TASK DETAILS
Repeat every line below exactly, word for word.

DATA LISTING
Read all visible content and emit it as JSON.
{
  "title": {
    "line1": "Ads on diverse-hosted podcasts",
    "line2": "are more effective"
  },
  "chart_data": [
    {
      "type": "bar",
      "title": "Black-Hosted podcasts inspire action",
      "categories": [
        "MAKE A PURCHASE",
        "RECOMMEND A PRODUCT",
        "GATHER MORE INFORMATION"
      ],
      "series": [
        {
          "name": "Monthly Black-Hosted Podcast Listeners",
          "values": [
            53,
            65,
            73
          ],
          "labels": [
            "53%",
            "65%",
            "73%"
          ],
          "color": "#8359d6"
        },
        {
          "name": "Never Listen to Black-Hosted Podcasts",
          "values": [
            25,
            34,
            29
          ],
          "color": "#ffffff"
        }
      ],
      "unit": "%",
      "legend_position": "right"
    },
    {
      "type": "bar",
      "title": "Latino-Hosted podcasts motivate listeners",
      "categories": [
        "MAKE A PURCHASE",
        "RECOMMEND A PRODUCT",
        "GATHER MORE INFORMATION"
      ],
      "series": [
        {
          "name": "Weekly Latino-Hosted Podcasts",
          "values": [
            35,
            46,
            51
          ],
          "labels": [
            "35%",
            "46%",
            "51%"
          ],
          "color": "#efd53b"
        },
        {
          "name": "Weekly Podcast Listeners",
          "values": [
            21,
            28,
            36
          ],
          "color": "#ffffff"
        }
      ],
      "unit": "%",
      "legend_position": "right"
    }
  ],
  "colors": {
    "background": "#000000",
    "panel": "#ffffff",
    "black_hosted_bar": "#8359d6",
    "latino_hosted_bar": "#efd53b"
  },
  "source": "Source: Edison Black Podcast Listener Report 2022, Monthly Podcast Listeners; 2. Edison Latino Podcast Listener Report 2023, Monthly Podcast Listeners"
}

FINISHED TASK
Read all visible content and emit it as JSON.
{
  "title": {
    "line1": "Ads on diverse-hosted podcasts",
    "line2": "are more effective"
  },
  "chart_data": [
    {
      "type": "bar",
      "title": "Black-Hosted podcasts inspire action",
      "categories": [
        "MAKE A PURCHASE",
        "RECOMMEND A PRODUCT",
        "GATHER MORE INFORMATION"
      ],
      "series": [
        {
          "name": "Monthly Black-Hosted Podcast Listeners",
          "values": [
            53,
            65,
            73
          ],
          "labels": [
            "53%",
            "65%",
            "73%"
          ],
          "color": "#8359d6"
        },
        {
          "name": "Never Listen to Black-Hosted Podcasts",
          "values": [
            25,
            34,
            29
          ],
          "color": "#ffffff"
        }
      ],
      "unit": "%",
      "legend_position": "right"
    },
    {
      "type": "bar",
      "title": "Latino-Hosted podcasts motivate listeners",
      "categories": [
        "MAKE A PURCHASE",
        "RECOMMEND A PRODUCT",
        "GATHER MORE INFORMATION"
      ],
      "series": [
        {
          "name": "Weekly Latino-Hosted Podcasts",
          "values": [
            35,
            46,
            51
          ],
          "labels": [
            "35%",
            "46%",
            "51%"
          ],
          "color": "#efd53b"
        },
        {
          "name": "Weekly Podcast Listeners",
          "values": [
            21,
            28,
            36
          ],
          "color": "#ffffff"
        }
      ],
      "unit": "%",
      "legend_position": "right"
    }
  ],
  "colors": {
    "background": "#000000",
    "panel": "#ffffff",
    "black_hosted_bar": "#8359d6",
    "latino_hosted_bar": "#efd53b"
  },
  "source": "Source: Edison Black Podcast Listener Report 2022, Monthly Podcast Listeners; 2. Edison Latino Podcast Listener Report 2023, Monthly Podcast Listeners"
}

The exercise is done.